__Written task__
Extract all lines that hold "hogy" from the records below.

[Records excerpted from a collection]

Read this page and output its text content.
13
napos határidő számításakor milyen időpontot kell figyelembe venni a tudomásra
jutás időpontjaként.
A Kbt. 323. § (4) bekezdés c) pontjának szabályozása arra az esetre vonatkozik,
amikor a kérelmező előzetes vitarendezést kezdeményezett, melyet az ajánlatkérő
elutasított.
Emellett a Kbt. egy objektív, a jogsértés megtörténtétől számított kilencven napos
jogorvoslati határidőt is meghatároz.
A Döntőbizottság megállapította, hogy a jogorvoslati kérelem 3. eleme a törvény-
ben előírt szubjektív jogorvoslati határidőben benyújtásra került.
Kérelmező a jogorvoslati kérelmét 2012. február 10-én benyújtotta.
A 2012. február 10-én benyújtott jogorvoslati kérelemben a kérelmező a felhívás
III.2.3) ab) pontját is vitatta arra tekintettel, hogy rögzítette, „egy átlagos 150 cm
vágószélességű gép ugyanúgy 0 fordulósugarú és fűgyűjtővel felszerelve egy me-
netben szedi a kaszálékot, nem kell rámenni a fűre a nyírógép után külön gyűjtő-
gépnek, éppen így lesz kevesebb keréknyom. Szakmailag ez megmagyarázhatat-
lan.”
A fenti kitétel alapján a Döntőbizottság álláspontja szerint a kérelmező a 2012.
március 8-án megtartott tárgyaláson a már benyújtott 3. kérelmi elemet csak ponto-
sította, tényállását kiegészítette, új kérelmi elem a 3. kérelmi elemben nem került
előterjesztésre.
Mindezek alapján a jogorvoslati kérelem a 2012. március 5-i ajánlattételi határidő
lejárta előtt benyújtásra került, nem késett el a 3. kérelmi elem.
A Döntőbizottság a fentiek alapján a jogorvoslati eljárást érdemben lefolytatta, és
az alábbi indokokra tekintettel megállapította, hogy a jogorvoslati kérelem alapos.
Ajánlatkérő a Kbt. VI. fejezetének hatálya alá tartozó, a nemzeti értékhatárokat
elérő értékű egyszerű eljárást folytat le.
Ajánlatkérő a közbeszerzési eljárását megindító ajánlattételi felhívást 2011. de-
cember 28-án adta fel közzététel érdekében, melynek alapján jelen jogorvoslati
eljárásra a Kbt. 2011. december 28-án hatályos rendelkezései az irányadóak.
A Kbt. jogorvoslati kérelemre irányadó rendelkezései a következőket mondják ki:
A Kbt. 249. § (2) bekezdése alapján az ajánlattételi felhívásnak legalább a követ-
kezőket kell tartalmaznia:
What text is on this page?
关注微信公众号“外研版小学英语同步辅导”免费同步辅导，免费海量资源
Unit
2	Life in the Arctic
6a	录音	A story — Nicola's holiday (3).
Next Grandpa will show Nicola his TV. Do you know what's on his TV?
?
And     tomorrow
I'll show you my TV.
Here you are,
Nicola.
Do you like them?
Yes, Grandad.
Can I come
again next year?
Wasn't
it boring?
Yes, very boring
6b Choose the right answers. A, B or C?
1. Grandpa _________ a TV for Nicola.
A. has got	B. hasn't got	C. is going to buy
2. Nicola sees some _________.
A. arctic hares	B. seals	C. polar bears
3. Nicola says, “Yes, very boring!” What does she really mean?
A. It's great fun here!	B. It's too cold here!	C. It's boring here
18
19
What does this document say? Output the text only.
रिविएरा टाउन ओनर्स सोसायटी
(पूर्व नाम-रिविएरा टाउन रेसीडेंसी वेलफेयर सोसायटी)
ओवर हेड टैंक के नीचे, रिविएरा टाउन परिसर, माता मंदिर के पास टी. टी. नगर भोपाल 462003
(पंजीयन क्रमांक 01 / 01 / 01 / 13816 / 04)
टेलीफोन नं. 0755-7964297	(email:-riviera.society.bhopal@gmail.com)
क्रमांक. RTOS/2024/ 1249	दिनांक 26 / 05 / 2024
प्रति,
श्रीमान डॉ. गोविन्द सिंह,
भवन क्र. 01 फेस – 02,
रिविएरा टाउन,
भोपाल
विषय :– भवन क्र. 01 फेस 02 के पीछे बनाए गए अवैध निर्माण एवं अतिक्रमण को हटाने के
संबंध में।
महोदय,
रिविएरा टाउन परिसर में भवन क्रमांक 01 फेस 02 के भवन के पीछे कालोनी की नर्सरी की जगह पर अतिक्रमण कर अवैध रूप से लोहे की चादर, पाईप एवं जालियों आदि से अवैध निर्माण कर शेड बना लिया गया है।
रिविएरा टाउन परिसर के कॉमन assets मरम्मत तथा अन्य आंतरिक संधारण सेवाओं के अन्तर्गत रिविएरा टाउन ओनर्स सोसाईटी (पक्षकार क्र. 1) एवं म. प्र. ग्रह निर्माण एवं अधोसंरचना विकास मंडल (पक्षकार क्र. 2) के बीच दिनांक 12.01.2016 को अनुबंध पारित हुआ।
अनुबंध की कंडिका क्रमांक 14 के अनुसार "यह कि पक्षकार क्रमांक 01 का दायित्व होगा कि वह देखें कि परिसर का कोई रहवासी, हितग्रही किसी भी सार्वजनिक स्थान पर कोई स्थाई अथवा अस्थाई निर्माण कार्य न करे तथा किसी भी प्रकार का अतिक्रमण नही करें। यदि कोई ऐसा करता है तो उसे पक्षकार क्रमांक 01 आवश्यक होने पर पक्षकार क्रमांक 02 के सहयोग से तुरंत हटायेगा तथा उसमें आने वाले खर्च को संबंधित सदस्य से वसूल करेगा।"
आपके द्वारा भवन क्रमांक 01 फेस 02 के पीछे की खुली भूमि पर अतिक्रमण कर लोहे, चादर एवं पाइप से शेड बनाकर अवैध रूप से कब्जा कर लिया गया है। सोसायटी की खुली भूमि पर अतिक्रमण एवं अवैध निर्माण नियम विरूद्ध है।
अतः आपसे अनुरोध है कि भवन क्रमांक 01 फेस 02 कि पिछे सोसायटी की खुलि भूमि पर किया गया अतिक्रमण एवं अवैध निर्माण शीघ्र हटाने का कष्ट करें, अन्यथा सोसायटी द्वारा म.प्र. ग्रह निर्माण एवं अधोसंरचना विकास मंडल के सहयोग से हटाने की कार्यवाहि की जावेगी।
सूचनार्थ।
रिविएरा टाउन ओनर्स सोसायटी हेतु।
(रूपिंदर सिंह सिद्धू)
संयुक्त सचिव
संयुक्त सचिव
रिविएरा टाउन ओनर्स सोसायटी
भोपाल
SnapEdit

__Correct answer__
A Döntőbizottság megállapította, hogy a jogorvoslati kérelem 3. eleme a törvény-
III.2.3) ab) pontját is vitatta arra tekintettel, hogy rögzítette, „egy átlagos 150 cm
az alábbi indokokra tekintettel megállapította, hogy a jogorvoslati kérelem alapos.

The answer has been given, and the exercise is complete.